Repeat the entries that follow verbatim, without any of their pictures.

# # # # # # #

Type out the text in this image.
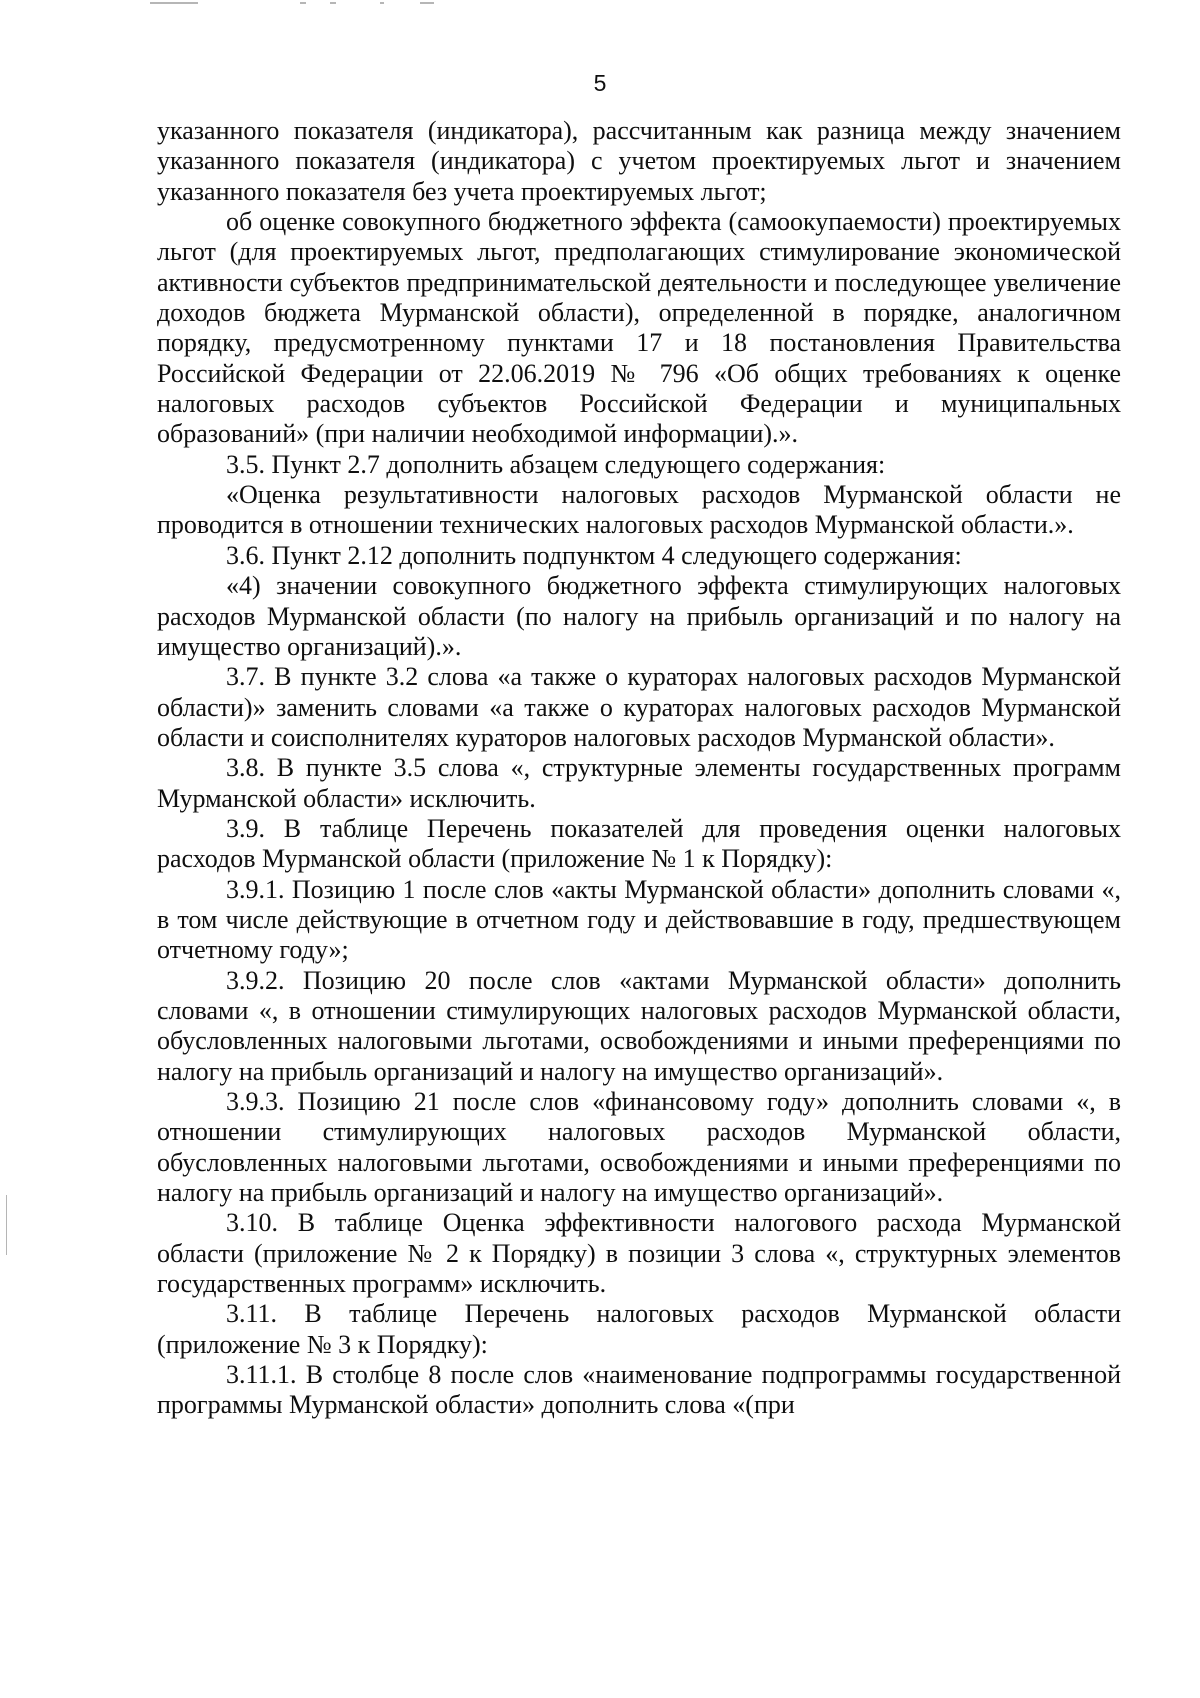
5

указанного показателя (индикатора), рассчитанным как разница между значением указанного показателя (индикатора) с учетом проектируемых льгот и значением указанного показателя без учета проектируемых льгот;

об оценке совокупного бюджетного эффекта (самоокупаемости) проектируемых льгот (для проектируемых льгот, предполагающих стимулирование экономической активности субъектов предпринимательской деятельности и последующее увеличение доходов бюджета Мурманской области), определенной в порядке, аналогичном порядку, предусмотренному пунктами 17 и 18 постановления Правительства Российской Федерации от 22.06.2019 № 796 «Об общих требованиях к оценке налоговых расходов субъектов Российской Федерации и муниципальных образований» (при наличии необходимой информации).».

3.5. Пункт 2.7 дополнить абзацем следующего содержания:

«Оценка результативности налоговых расходов Мурманской области не проводится в отношении технических налоговых расходов Мурманской области.».

3.6. Пункт 2.12 дополнить подпунктом 4 следующего содержания:

«4) значении совокупного бюджетного эффекта стимулирующих налоговых расходов Мурманской области (по налогу на прибыль организаций и по налогу на имущество организаций).».

3.7. В пункте 3.2 слова «а также о кураторах налоговых расходов Мурманской области)» заменить словами «а также о кураторах налоговых расходов Мурманской области и соисполнителях кураторов налоговых расходов Мурманской области».

3.8. В пункте 3.5 слова «, структурные элементы государственных программ Мурманской области» исключить.

3.9. В таблице Перечень показателей для проведения оценки налоговых расходов Мурманской области (приложение № 1 к Порядку):

3.9.1. Позицию 1 после слов «акты Мурманской области» дополнить словами «, в том числе действующие в отчетном году и действовавшие в году, предшествующем отчетному году»;

3.9.2. Позицию 20 после слов «актами Мурманской области» дополнить словами «, в отношении стимулирующих налоговых расходов Мурманской области, обусловленных налоговыми льготами, освобождениями и иными преференциями по налогу на прибыль организаций и налогу на имущество организаций».

3.9.3. Позицию 21 после слов «финансовому году» дополнить словами «, в отношении стимулирующих налоговых расходов Мурманской области, обусловленных налоговыми льготами, освобождениями и иными преференциями по налогу на прибыль организаций и налогу на имущество организаций».

3.10. В таблице Оценка эффективности налогового расхода Мурманской области (приложение № 2 к Порядку) в позиции 3 слова «, структурных элементов государственных программ» исключить.

3.11. В таблице Перечень налоговых расходов Мурманской области (приложение № 3 к Порядку):

3.11.1. В столбце 8 после слов «наименование подпрограммы государственной программы Мурманской области» дополнить слова «(при
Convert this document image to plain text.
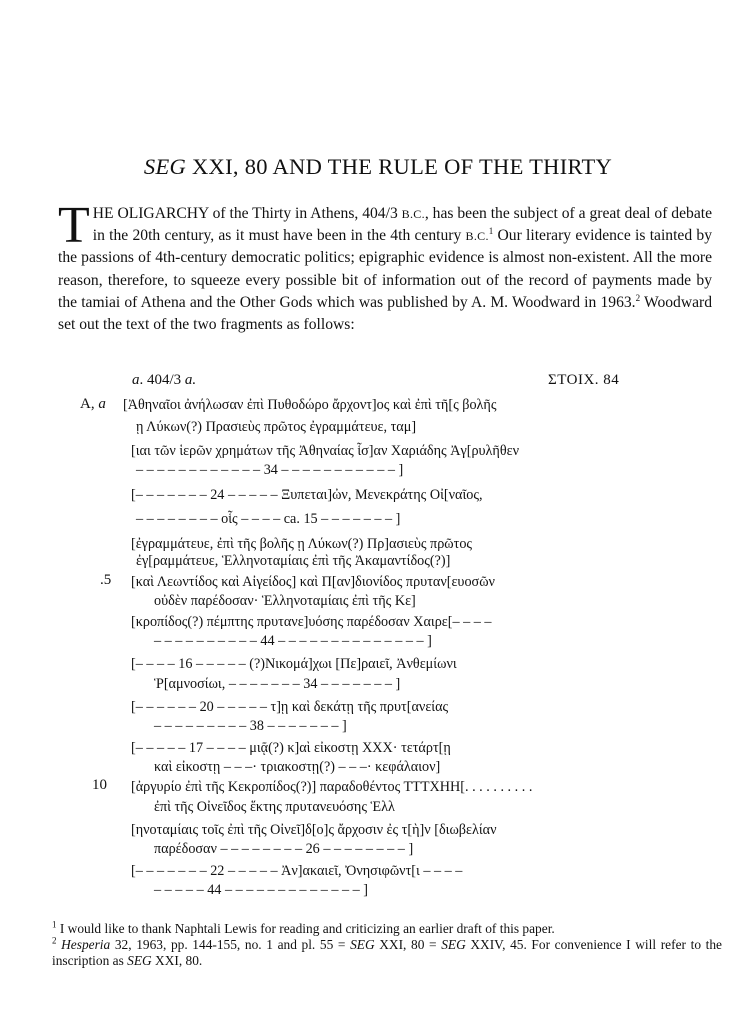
SEG XXI, 80 AND THE RULE OF THE THIRTY
THE OLIGARCHY of the Thirty in Athens, 404/3 B.C., has been the subject of a great deal of debate in the 20th century, as it must have been in the 4th century B.C.$^1$ Our literary evidence is tainted by the passions of 4th-century democratic politics; epigraphic evidence is almost non-existent. All the more reason, therefore, to squeeze every possible bit of information out of the record of payments made by the tamiai of Athena and the Other Gods which was published by A. M. Woodward in 1963.$^2$ Woodward set out the text of the two fragments as follows:
a. 404/3 a.	ΣΤΟΙΧ. 84
A, a
.5
10
[Ἀθηναῖοι ἀνήλωσαν ἐπὶ Πυθοδώρο ἄρχοντ]ος καὶ ἐπὶ τῆ[ς βολῆς
ῃ Λύκων(?) Πρασιεὺς πρῶτος ἐγραμμάτευε, ταμ]
[ιαι τῶν ἱερῶν χρημάτων τῆς Ἀθηναίας ἷσ]αν Χαριάδης Ἀγ[ρυλῆθεν
– – – – – – – – – – – – 34 – – – – – – – – – – – ]
[– – – – – – – 24 – – – – – Ξυπεται]ὠν, Μενεκράτης Οἰ[ναῖος,
– – – – – – – – οἷς – – – – ca. 15 – – – – – – – ]
[ἐγραμμάτευε, ἐπὶ τῆς βολῆς ῃ Λύκων(?) Πρ]ασιεὺς πρῶτος
ἐγ[ραμμάτευε, Ἑλληνοταμίαις ἐπὶ τῆς Ἀκαμαντίδος(?)]
[καὶ Λεωντίδος καὶ Αἰγείδος] καὶ Π[αν]διονίδος πρυταν[ευοσῶν
οὐδὲν παρέδοσαν· Ἑλληνοταμίαις ἐπὶ τῆς Κε]
[κροπίδος(?) πέμπτης πρυτανε]υόσης παρέδοσαν Χαιρε[– – – –
– – – – – – – – – – 44 – – – – – – – – – – – – – – ]
[– – – – 16 – – – – – (?)Νικομά]χωι [Πε]ραιεῖ, Ἀνθεμίωνι
Ῥ[αμνοσίωι, – – – – – – – 34 – – – – – – – ]
[– – – – – – 20 – – – – – τ]ῃ καὶ δεκάτῃ τῆς πρυτ[ανείας
– – – – – – – – – 38 – – – – – – – ]
[– – – – – 17 – – – – μιᾷ(?) κ]αὶ εἰκοστῃ ΧΧΧ· τετάρτ[ῃ
καὶ εἰκοστῃ – – –· τριακοστῃ(?) – – –· κεφάλαιον]
[ἀργυρίο ἐπὶ τῆς Κεκροπίδος(?)] παραδοθέντος ΤΤΤΧΗΗ[. . . . . . . . . .
ἐπὶ τῆς Οἰνεῖδος ἕκτης πρυτανευόσης Ἑλλ
[ηνοταμίαις τοῖς ἐπὶ τῆς Οἰνεῖ]δ[ο]ς ἄρχοσιν ἐς τ[ὴ]ν [διωβελίαν
παρέδοσαν – – – – – – – – 26 – – – – – – – – ]
[– – – – – – – 22 – – – – – Ἀν]ακαιεῖ, Ὀνησιφῶντ[ι – – – –
– – – – – 44 – – – – – – – – – – – – – ]
$^1$ I would like to thank Naphtali Lewis for reading and criticizing an earlier draft of this paper.
$^2$ Hesperia 32, 1963, pp. 144-155, no. 1 and pl. 55 = SEG XXI, 80 = SEG XXIV, 45. For convenience I will refer to the inscription as SEG XXI, 80.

# # # # # # #

_Full output_
Type out the text in this image.
5

указанного показателя (индикатора), рассчитанным как разница между значением указанного показателя (индикатора) с учетом проектируемых льгот и значением указанного показателя без учета проектируемых льгот;

об оценке совокупного бюджетного эффекта (самоокупаемости) проектируемых льгот (для проектируемых льгот, предполагающих стимулирование экономической активности субъектов предпринимательской деятельности и последующее увеличение доходов бюджета Мурманской области), определенной в порядке, аналогичном порядку, предусмотренному пунктами 17 и 18 постановления Правительства Российской Федерации от 22.06.2019 № 796 «Об общих требованиях к оценке налоговых расходов субъектов Российской Федерации и муниципальных образований» (при наличии необходимой информации).».

3.5. Пункт 2.7 дополнить абзацем следующего содержания:

«Оценка результативности налоговых расходов Мурманской области не проводится в отношении технических налоговых расходов Мурманской области.».

3.6. Пункт 2.12 дополнить подпунктом 4 следующего содержания:

«4) значении совокупного бюджетного эффекта стимулирующих налоговых расходов Мурманской области (по налогу на прибыль организаций и по налогу на имущество организаций).».

3.7. В пункте 3.2 слова «а также о кураторах налоговых расходов Мурманской области)» заменить словами «а также о кураторах налоговых расходов Мурманской области и соисполнителях кураторов налоговых расходов Мурманской области».

3.8. В пункте 3.5 слова «, структурные элементы государственных программ Мурманской области» исключить.

3.9. В таблице Перечень показателей для проведения оценки налоговых расходов Мурманской области (приложение № 1 к Порядку):

3.9.1. Позицию 1 после слов «акты Мурманской области» дополнить словами «, в том числе действующие в отчетном году и действовавшие в году, предшествующем отчетному году»;

3.9.2. Позицию 20 после слов «актами Мурманской области» дополнить словами «, в отношении стимулирующих налоговых расходов Мурманской области, обусловленных налоговыми льготами, освобождениями и иными преференциями по налогу на прибыль организаций и налогу на имущество организаций».

3.9.3. Позицию 21 после слов «финансовому году» дополнить словами «, в отношении стимулирующих налоговых расходов Мурманской области, обусловленных налоговыми льготами, освобождениями и иными преференциями по налогу на прибыль организаций и налогу на имущество организаций».

3.10. В таблице Оценка эффективности налогового расхода Мурманской области (приложение № 2 к Порядку) в позиции 3 слова «, структурных элементов государственных программ» исключить.

3.11. В таблице Перечень налоговых расходов Мурманской области (приложение № 3 к Порядку):

3.11.1. В столбце 8 после слов «наименование подпрограммы государственной программы Мурманской области» дополнить слова «(при
Convert this document image to plain text.
SEG XXI, 80 AND THE RULE OF THE THIRTY
THE OLIGARCHY of the Thirty in Athens, 404/3 B.C., has been the subject of a great deal of debate in the 20th century, as it must have been in the 4th century B.C.$^1$ Our literary evidence is tainted by the passions of 4th-century democratic politics; epigraphic evidence is almost non-existent. All the more reason, therefore, to squeeze every possible bit of information out of the record of payments made by the tamiai of Athena and the Other Gods which was published by A. M. Woodward in 1963.$^2$ Woodward set out the text of the two fragments as follows:
a. 404/3 a.	ΣΤΟΙΧ. 84
A, a
.5
10
[Ἀθηναῖοι ἀνήλωσαν ἐπὶ Πυθοδώρο ἄρχοντ]ος καὶ ἐπὶ τῆ[ς βολῆς
ῃ Λύκων(?) Πρασιεὺς πρῶτος ἐγραμμάτευε, ταμ]
[ιαι τῶν ἱερῶν χρημάτων τῆς Ἀθηναίας ἷσ]αν Χαριάδης Ἀγ[ρυλῆθεν
– – – – – – – – – – – – 34 – – – – – – – – – – – ]
[– – – – – – – 24 – – – – – Ξυπεται]ὠν, Μενεκράτης Οἰ[ναῖος,
– – – – – – – – οἷς – – – – ca. 15 – – – – – – – ]
[ἐγραμμάτευε, ἐπὶ τῆς βολῆς ῃ Λύκων(?) Πρ]ασιεὺς πρῶτος
ἐγ[ραμμάτευε, Ἑλληνοταμίαις ἐπὶ τῆς Ἀκαμαντίδος(?)]
[καὶ Λεωντίδος καὶ Αἰγείδος] καὶ Π[αν]διονίδος πρυταν[ευοσῶν
οὐδὲν παρέδοσαν· Ἑλληνοταμίαις ἐπὶ τῆς Κε]
[κροπίδος(?) πέμπτης πρυτανε]υόσης παρέδοσαν Χαιρε[– – – –
– – – – – – – – – – 44 – – – – – – – – – – – – – – ]
[– – – – 16 – – – – – (?)Νικομά]χωι [Πε]ραιεῖ, Ἀνθεμίωνι
Ῥ[αμνοσίωι, – – – – – – – 34 – – – – – – – ]
[– – – – – – 20 – – – – – τ]ῃ καὶ δεκάτῃ τῆς πρυτ[ανείας
– – – – – – – – – 38 – – – – – – – ]
[– – – – – 17 – – – – μιᾷ(?) κ]αὶ εἰκοστῃ ΧΧΧ· τετάρτ[ῃ
καὶ εἰκοστῃ – – –· τριακοστῃ(?) – – –· κεφάλαιον]
[ἀργυρίο ἐπὶ τῆς Κεκροπίδος(?)] παραδοθέντος ΤΤΤΧΗΗ[. . . . . . . . . .
ἐπὶ τῆς Οἰνεῖδος ἕκτης πρυτανευόσης Ἑλλ
[ηνοταμίαις τοῖς ἐπὶ τῆς Οἰνεῖ]δ[ο]ς ἄρχοσιν ἐς τ[ὴ]ν [διωβελίαν
παρέδοσαν – – – – – – – – 26 – – – – – – – – ]
[– – – – – – – 22 – – – – – Ἀν]ακαιεῖ, Ὀνησιφῶντ[ι – – – –
– – – – – 44 – – – – – – – – – – – – – ]
$^1$ I would like to thank Naphtali Lewis for reading and criticizing an earlier draft of this paper.
$^2$ Hesperia 32, 1963, pp. 144-155, no. 1 and pl. 55 = SEG XXI, 80 = SEG XXIV, 45. For convenience I will refer to the inscription as SEG XXI, 80.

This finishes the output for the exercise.